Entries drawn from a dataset
================================

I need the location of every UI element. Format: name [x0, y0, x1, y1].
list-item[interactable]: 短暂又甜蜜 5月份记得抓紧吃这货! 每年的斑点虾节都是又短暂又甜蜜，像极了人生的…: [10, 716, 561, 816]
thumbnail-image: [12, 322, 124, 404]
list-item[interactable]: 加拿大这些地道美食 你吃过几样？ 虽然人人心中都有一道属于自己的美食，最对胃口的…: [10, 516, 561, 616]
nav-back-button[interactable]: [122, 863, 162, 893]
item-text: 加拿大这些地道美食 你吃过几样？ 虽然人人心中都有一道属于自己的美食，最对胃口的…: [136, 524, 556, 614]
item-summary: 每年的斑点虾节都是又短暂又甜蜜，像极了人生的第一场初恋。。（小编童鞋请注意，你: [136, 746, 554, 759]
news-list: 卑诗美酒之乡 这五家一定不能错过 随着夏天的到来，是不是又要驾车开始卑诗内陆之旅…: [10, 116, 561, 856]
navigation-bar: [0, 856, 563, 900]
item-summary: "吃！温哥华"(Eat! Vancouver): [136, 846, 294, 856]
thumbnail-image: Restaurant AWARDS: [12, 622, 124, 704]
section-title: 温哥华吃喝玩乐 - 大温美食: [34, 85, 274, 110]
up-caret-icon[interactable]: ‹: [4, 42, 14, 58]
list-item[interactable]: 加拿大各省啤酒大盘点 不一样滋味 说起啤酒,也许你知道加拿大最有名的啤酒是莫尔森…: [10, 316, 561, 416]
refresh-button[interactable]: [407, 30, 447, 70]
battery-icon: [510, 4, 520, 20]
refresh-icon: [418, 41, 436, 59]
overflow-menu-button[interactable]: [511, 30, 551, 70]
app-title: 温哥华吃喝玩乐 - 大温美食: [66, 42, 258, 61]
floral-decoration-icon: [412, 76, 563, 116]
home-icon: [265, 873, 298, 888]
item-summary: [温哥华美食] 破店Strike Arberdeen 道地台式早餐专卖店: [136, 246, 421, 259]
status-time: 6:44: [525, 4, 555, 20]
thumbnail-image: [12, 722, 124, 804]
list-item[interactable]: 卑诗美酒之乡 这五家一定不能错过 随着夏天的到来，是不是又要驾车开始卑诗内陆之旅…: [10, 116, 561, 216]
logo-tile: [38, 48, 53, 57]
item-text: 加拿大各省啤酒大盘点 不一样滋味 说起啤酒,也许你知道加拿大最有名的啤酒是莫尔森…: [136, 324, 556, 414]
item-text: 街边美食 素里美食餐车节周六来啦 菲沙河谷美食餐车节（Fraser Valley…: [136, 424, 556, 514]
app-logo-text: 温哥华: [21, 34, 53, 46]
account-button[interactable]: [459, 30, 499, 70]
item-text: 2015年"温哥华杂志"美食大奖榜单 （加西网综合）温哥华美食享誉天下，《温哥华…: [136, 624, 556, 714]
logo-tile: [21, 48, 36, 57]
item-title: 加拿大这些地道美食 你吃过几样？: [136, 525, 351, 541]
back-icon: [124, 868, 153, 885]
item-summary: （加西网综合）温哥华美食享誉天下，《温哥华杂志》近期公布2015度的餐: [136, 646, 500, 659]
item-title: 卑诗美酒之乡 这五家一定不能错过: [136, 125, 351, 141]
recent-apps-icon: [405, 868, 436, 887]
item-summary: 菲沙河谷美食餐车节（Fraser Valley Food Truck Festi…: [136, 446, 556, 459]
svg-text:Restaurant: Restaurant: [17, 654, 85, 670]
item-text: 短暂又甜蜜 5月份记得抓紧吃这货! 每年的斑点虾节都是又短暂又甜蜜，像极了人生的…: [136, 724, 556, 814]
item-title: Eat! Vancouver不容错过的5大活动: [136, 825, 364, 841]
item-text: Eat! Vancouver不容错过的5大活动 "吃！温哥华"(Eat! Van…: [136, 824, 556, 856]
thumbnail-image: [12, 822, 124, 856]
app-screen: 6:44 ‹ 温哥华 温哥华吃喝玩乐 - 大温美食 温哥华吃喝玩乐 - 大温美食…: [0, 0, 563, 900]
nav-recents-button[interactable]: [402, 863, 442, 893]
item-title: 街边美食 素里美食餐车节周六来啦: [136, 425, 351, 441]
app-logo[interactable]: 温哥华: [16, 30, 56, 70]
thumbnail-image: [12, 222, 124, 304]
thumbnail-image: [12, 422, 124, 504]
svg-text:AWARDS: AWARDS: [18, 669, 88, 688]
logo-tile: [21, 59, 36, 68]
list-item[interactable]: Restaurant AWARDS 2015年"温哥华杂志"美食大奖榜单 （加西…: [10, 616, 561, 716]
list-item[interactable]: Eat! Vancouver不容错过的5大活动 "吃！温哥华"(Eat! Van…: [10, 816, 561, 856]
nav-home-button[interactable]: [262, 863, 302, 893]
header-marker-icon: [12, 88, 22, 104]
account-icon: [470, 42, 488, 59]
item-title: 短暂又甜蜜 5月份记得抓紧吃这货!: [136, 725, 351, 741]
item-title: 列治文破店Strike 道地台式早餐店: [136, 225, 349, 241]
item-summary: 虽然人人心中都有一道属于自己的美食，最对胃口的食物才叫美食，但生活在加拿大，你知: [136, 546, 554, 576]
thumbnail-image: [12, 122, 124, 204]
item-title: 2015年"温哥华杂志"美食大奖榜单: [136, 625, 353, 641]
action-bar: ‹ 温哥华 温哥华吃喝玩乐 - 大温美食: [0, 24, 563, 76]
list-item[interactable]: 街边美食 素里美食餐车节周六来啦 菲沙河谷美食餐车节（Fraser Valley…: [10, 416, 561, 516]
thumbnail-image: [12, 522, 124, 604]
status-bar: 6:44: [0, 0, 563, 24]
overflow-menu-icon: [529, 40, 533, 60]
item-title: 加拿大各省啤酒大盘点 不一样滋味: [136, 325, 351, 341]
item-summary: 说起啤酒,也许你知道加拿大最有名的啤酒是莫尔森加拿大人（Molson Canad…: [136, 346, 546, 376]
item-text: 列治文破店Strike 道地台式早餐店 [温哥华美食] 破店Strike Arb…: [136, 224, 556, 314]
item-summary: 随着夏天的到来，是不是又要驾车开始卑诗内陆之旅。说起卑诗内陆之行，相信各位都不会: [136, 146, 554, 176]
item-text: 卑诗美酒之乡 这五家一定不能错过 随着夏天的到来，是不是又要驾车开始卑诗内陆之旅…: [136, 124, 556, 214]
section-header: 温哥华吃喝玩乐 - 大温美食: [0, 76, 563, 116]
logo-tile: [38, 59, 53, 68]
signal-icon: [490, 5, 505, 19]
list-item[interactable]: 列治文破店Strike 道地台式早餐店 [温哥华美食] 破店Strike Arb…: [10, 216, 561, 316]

================================

Transcribe the listing above line for line, without altering any character.

I need the location of every UI element. Format: name [x0, y0, x1, y1].
list-item[interactable]: 短暂又甜蜜 5月份记得抓紧吃这货! 每年的斑点虾节都是又短暂又甜蜜，像极了人生的…: [10, 716, 561, 816]
thumbnail-image: [12, 322, 124, 404]
list-item[interactable]: 加拿大这些地道美食 你吃过几样？ 虽然人人心中都有一道属于自己的美食，最对胃口的…: [10, 516, 561, 616]
nav-back-button[interactable]: [122, 863, 162, 893]
item-text: 加拿大这些地道美食 你吃过几样？ 虽然人人心中都有一道属于自己的美食，最对胃口的…: [136, 524, 556, 614]
item-summary: 每年的斑点虾节都是又短暂又甜蜜，像极了人生的第一场初恋。。（小编童鞋请注意，你: [136, 746, 554, 759]
news-list: 卑诗美酒之乡 这五家一定不能错过 随着夏天的到来，是不是又要驾车开始卑诗内陆之旅…: [10, 116, 561, 856]
navigation-bar: [0, 856, 563, 900]
item-summary: "吃！温哥华"(Eat! Vancouver): [136, 846, 294, 856]
thumbnail-image: Restaurant AWARDS: [12, 622, 124, 704]
section-title: 温哥华吃喝玩乐 - 大温美食: [34, 85, 274, 110]
up-caret-icon[interactable]: ‹: [4, 42, 14, 58]
list-item[interactable]: 加拿大各省啤酒大盘点 不一样滋味 说起啤酒,也许你知道加拿大最有名的啤酒是莫尔森…: [10, 316, 561, 416]
refresh-button[interactable]: [407, 30, 447, 70]
battery-icon: [510, 4, 520, 20]
refresh-icon: [418, 41, 436, 59]
overflow-menu-button[interactable]: [511, 30, 551, 70]
app-title: 温哥华吃喝玩乐 - 大温美食: [66, 42, 258, 61]
floral-decoration-icon: [412, 76, 563, 116]
home-icon: [265, 873, 298, 888]
item-summary: [温哥华美食] 破店Strike Arberdeen 道地台式早餐专卖店: [136, 246, 421, 259]
status-time: 6:44: [525, 4, 555, 20]
thumbnail-image: [12, 722, 124, 804]
list-item[interactable]: 卑诗美酒之乡 这五家一定不能错过 随着夏天的到来，是不是又要驾车开始卑诗内陆之旅…: [10, 116, 561, 216]
logo-tile: [38, 48, 53, 57]
item-text: 加拿大各省啤酒大盘点 不一样滋味 说起啤酒,也许你知道加拿大最有名的啤酒是莫尔森…: [136, 324, 556, 414]
item-text: 街边美食 素里美食餐车节周六来啦 菲沙河谷美食餐车节（Fraser Valley…: [136, 424, 556, 514]
app-logo-text: 温哥华: [21, 34, 53, 46]
account-button[interactable]: [459, 30, 499, 70]
item-text: 2015年"温哥华杂志"美食大奖榜单 （加西网综合）温哥华美食享誉天下，《温哥华…: [136, 624, 556, 714]
logo-tile: [21, 48, 36, 57]
item-title: 加拿大这些地道美食 你吃过几样？: [136, 525, 351, 541]
back-icon: [124, 868, 153, 885]
item-summary: （加西网综合）温哥华美食享誉天下，《温哥华杂志》近期公布2015度的餐: [136, 646, 500, 659]
item-title: 卑诗美酒之乡 这五家一定不能错过: [136, 125, 351, 141]
recent-apps-icon: [405, 868, 436, 887]
item-summary: 菲沙河谷美食餐车节（Fraser Valley Food Truck Festi…: [136, 446, 556, 459]
svg-text:Restaurant: Restaurant: [17, 654, 85, 670]
item-text: 短暂又甜蜜 5月份记得抓紧吃这货! 每年的斑点虾节都是又短暂又甜蜜，像极了人生的…: [136, 724, 556, 814]
item-title: Eat! Vancouver不容错过的5大活动: [136, 825, 364, 841]
item-text: Eat! Vancouver不容错过的5大活动 "吃！温哥华"(Eat! Van…: [136, 824, 556, 856]
thumbnail-image: [12, 822, 124, 856]
app-screen: 6:44 ‹ 温哥华 温哥华吃喝玩乐 - 大温美食 温哥华吃喝玩乐 - 大温美食…: [0, 0, 563, 900]
nav-recents-button[interactable]: [402, 863, 442, 893]
item-title: 街边美食 素里美食餐车节周六来啦: [136, 425, 351, 441]
app-logo[interactable]: 温哥华: [16, 30, 56, 70]
thumbnail-image: [12, 222, 124, 304]
thumbnail-image: [12, 422, 124, 504]
svg-text:AWARDS: AWARDS: [18, 669, 88, 688]
logo-tile: [21, 59, 36, 68]
list-item[interactable]: Restaurant AWARDS 2015年"温哥华杂志"美食大奖榜单 （加西…: [10, 616, 561, 716]
list-item[interactable]: Eat! Vancouver不容错过的5大活动 "吃！温哥华"(Eat! Van…: [10, 816, 561, 856]
nav-home-button[interactable]: [262, 863, 302, 893]
header-marker-icon: [12, 88, 22, 104]
account-icon: [470, 42, 488, 59]
item-title: 短暂又甜蜜 5月份记得抓紧吃这货!: [136, 725, 351, 741]
item-title: 列治文破店Strike 道地台式早餐店: [136, 225, 349, 241]
item-summary: 虽然人人心中都有一道属于自己的美食，最对胃口的食物才叫美食，但生活在加拿大，你知: [136, 546, 554, 576]
thumbnail-image: [12, 122, 124, 204]
item-title: 2015年"温哥华杂志"美食大奖榜单: [136, 625, 353, 641]
action-bar: ‹ 温哥华 温哥华吃喝玩乐 - 大温美食: [0, 24, 563, 76]
list-item[interactable]: 街边美食 素里美食餐车节周六来啦 菲沙河谷美食餐车节（Fraser Valley…: [10, 416, 561, 516]
thumbnail-image: [12, 522, 124, 604]
status-bar: 6:44: [0, 0, 563, 24]
overflow-menu-icon: [529, 40, 533, 60]
item-title: 加拿大各省啤酒大盘点 不一样滋味: [136, 325, 351, 341]
item-summary: 说起啤酒,也许你知道加拿大最有名的啤酒是莫尔森加拿大人（Molson Canad…: [136, 346, 546, 376]
item-text: 列治文破店Strike 道地台式早餐店 [温哥华美食] 破店Strike Arb…: [136, 224, 556, 314]
item-summary: 随着夏天的到来，是不是又要驾车开始卑诗内陆之旅。说起卑诗内陆之行，相信各位都不会: [136, 146, 554, 176]
item-text: 卑诗美酒之乡 这五家一定不能错过 随着夏天的到来，是不是又要驾车开始卑诗内陆之旅…: [136, 124, 556, 214]
section-header: 温哥华吃喝玩乐 - 大温美食: [0, 76, 563, 116]
logo-tile: [38, 59, 53, 68]
signal-icon: [490, 5, 505, 19]
list-item[interactable]: 列治文破店Strike 道地台式早餐店 [温哥华美食] 破店Strike Arb…: [10, 216, 561, 316]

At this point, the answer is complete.